# [TASK GOAL]
Look through the lines below and extract any with the word "Richtung".

# [Data listing]
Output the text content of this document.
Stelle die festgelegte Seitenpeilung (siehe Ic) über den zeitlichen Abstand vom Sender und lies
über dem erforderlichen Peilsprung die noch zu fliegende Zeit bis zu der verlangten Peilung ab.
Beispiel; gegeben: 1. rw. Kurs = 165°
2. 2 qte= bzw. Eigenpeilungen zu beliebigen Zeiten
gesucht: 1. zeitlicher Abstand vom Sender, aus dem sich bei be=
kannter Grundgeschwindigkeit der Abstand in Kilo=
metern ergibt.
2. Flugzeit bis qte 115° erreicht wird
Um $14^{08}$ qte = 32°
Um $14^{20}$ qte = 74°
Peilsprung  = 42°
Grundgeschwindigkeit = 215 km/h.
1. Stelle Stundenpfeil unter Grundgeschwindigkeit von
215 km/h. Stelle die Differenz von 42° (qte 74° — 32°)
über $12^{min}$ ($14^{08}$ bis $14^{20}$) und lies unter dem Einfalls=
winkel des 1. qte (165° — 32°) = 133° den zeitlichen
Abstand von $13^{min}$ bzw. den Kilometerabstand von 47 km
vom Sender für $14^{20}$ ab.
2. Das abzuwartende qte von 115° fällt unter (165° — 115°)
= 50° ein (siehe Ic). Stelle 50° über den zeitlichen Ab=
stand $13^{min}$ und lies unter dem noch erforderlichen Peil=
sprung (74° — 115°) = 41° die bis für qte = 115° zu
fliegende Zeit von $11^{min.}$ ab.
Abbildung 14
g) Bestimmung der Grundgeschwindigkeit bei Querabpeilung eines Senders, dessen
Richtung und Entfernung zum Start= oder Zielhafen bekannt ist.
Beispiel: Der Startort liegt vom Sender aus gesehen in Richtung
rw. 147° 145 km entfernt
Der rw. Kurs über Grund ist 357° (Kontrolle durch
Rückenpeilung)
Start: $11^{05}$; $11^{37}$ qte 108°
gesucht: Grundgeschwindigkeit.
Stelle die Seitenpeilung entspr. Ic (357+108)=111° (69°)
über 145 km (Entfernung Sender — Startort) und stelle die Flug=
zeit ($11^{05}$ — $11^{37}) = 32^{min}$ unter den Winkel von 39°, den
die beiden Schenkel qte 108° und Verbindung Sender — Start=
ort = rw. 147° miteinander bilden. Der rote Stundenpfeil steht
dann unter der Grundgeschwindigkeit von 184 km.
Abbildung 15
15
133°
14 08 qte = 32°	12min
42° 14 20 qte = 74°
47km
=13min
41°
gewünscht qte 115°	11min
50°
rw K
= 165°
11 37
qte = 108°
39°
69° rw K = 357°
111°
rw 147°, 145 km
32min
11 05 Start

# [EXERCISE RESULT]
Richtung und Entfernung zum Start= oder Zielhafen bekannt ist.
Beispiel: Der Startort liegt vom Sender aus gesehen in Richtung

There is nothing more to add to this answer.